Stored records
--------

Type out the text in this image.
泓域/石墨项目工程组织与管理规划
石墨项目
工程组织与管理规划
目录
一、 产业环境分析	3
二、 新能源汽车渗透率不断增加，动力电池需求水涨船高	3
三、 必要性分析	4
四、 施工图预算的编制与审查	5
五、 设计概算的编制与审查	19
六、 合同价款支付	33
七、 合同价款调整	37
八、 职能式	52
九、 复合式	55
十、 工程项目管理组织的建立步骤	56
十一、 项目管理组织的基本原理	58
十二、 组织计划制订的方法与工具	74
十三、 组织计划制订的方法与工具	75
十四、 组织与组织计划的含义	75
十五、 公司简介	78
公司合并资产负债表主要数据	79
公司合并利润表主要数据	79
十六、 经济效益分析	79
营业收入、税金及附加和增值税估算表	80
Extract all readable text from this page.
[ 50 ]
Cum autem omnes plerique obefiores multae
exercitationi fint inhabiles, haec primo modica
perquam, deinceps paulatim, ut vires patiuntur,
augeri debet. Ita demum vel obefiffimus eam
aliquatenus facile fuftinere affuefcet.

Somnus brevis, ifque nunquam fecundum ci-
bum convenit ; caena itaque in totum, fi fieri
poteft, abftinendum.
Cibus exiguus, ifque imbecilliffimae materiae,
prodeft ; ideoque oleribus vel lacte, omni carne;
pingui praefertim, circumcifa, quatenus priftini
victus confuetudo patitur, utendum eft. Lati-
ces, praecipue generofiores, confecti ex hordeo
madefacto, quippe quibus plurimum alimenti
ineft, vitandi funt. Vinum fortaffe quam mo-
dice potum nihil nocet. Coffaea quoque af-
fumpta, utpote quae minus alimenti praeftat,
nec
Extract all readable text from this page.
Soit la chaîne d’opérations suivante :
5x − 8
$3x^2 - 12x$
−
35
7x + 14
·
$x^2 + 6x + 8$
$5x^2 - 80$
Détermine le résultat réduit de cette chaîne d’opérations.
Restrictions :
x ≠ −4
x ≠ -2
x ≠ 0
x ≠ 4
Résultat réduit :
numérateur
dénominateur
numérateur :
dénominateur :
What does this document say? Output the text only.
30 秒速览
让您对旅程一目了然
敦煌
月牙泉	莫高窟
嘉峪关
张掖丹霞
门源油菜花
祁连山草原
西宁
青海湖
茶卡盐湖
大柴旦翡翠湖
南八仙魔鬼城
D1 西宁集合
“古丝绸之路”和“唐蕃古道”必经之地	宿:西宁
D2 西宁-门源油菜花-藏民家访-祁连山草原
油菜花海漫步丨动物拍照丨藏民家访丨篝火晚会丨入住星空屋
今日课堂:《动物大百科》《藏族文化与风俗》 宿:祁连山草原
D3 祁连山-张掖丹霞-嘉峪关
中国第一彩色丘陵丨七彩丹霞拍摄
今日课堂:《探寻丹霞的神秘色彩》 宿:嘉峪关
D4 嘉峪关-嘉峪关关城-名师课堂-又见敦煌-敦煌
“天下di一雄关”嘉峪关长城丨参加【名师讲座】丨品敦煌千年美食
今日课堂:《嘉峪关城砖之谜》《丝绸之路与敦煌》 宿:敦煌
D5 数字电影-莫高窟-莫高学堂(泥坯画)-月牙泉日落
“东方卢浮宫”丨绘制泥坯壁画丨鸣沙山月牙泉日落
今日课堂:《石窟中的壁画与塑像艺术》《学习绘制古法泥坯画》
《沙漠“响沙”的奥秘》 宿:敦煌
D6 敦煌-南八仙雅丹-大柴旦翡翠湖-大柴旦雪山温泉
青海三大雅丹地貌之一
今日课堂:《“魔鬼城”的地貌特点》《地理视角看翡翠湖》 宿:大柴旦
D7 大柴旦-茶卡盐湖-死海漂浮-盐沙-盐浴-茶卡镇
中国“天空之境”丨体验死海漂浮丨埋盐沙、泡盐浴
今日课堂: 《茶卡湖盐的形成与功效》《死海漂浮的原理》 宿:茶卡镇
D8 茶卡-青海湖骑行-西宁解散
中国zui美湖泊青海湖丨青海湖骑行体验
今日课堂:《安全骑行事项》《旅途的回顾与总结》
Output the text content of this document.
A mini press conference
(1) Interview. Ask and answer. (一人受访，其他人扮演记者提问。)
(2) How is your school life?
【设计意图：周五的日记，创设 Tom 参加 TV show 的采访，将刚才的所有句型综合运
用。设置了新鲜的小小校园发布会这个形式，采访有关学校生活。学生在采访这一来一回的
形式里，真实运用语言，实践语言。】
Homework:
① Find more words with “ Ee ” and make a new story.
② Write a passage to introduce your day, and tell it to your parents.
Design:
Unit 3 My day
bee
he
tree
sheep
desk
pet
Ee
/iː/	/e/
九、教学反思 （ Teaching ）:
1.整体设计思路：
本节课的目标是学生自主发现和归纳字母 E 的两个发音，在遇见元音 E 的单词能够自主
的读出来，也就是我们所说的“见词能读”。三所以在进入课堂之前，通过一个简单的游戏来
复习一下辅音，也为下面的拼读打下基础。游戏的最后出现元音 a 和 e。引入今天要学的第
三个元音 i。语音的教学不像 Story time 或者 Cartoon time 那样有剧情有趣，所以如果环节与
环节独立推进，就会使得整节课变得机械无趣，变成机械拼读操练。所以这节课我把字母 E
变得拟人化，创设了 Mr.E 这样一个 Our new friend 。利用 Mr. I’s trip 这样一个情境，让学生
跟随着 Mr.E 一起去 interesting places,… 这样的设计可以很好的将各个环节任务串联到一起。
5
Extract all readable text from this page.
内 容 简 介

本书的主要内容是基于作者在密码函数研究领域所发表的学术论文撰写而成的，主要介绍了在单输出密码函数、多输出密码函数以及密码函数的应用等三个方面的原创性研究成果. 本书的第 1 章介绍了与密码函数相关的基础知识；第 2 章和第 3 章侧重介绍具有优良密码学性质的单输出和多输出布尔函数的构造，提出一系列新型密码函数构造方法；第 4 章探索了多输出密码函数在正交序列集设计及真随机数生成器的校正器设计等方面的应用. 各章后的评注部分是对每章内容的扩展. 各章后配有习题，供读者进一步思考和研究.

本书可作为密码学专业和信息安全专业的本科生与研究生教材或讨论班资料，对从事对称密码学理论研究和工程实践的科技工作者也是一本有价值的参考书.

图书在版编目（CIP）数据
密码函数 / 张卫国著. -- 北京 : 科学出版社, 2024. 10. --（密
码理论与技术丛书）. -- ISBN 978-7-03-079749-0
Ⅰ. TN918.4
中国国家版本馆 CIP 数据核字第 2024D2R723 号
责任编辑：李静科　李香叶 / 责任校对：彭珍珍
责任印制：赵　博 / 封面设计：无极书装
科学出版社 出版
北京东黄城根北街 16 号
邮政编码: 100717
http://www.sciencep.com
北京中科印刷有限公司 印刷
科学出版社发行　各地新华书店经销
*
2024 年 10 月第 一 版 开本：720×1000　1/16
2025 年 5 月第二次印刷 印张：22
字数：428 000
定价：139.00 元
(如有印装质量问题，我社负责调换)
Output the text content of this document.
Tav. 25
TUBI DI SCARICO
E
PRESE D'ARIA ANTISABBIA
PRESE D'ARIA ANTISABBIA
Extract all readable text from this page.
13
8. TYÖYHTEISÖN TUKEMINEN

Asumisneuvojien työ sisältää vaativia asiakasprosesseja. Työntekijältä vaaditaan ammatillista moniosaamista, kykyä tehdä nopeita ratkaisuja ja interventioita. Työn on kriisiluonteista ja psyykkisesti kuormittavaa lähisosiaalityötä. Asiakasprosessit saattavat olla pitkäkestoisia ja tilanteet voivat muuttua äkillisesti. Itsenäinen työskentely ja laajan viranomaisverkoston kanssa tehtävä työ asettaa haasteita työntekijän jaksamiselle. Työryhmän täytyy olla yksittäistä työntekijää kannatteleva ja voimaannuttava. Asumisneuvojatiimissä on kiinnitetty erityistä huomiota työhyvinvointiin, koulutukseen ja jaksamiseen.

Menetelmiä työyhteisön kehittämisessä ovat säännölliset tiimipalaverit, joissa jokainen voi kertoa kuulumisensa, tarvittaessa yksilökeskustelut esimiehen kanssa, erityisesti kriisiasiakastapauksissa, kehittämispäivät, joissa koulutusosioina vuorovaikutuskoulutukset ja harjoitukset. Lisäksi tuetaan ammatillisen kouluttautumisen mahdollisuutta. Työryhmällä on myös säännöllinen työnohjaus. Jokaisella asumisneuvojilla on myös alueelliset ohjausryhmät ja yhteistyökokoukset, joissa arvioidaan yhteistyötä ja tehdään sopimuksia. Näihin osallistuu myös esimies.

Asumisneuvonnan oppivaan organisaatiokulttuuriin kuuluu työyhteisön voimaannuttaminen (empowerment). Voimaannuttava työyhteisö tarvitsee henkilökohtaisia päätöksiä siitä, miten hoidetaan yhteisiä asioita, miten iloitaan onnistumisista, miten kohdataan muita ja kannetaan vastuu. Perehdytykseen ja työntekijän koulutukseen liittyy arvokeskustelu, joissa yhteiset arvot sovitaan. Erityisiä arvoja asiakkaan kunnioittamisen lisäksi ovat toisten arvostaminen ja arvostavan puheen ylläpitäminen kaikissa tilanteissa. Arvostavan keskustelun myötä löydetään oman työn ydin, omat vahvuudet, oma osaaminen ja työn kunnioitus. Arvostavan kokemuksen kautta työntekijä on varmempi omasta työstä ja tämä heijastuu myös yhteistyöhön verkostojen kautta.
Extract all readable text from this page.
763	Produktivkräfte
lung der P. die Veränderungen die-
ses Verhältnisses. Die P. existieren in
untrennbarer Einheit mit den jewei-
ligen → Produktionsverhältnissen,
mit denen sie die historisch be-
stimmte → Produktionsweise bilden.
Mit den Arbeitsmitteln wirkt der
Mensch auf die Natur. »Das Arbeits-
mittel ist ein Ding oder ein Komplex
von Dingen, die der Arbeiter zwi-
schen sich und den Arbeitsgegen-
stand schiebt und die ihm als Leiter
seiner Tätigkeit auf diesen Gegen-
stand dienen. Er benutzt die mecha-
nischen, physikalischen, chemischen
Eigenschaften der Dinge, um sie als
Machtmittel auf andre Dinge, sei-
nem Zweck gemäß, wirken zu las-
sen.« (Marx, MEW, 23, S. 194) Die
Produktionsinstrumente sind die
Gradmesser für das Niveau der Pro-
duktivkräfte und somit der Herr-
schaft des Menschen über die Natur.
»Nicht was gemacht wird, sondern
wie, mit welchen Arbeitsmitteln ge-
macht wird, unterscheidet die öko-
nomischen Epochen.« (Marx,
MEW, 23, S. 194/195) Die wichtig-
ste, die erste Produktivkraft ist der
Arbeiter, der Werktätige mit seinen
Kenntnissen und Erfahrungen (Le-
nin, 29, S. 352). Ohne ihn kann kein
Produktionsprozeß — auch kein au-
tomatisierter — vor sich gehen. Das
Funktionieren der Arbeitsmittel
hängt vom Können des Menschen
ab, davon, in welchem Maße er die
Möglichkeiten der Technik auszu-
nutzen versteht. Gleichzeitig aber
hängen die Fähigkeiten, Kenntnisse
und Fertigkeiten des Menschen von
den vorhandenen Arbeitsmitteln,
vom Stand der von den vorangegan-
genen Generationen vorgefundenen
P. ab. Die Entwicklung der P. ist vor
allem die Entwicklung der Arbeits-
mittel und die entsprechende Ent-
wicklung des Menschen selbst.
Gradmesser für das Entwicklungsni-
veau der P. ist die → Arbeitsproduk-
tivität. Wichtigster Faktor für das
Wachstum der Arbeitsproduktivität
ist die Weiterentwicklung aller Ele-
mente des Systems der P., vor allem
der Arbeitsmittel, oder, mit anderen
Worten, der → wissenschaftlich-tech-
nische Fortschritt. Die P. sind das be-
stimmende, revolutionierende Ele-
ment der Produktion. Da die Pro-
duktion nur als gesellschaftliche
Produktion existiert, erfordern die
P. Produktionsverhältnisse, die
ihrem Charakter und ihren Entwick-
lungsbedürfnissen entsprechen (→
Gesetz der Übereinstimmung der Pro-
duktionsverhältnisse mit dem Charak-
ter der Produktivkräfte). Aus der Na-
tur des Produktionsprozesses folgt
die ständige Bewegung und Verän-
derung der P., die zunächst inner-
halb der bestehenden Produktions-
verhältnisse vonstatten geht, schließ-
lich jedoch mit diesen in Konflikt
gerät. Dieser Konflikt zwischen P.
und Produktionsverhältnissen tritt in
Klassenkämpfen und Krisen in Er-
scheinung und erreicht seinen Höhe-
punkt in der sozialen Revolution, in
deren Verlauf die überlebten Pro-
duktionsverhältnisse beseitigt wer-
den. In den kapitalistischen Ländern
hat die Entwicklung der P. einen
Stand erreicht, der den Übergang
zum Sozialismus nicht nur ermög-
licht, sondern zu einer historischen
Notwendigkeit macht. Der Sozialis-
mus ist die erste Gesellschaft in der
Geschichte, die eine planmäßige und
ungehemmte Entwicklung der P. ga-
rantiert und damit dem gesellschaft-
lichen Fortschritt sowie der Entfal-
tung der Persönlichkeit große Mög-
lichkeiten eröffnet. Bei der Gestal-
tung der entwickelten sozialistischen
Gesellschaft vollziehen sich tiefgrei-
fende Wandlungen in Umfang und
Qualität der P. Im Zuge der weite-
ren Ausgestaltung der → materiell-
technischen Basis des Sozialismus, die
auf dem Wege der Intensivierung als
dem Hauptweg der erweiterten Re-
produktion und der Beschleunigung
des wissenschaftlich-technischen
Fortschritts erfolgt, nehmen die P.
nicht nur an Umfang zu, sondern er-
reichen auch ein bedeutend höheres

--------

Stated problem: Your answer should be a single number: the count of lines holding the word "opérations".

Reply: 2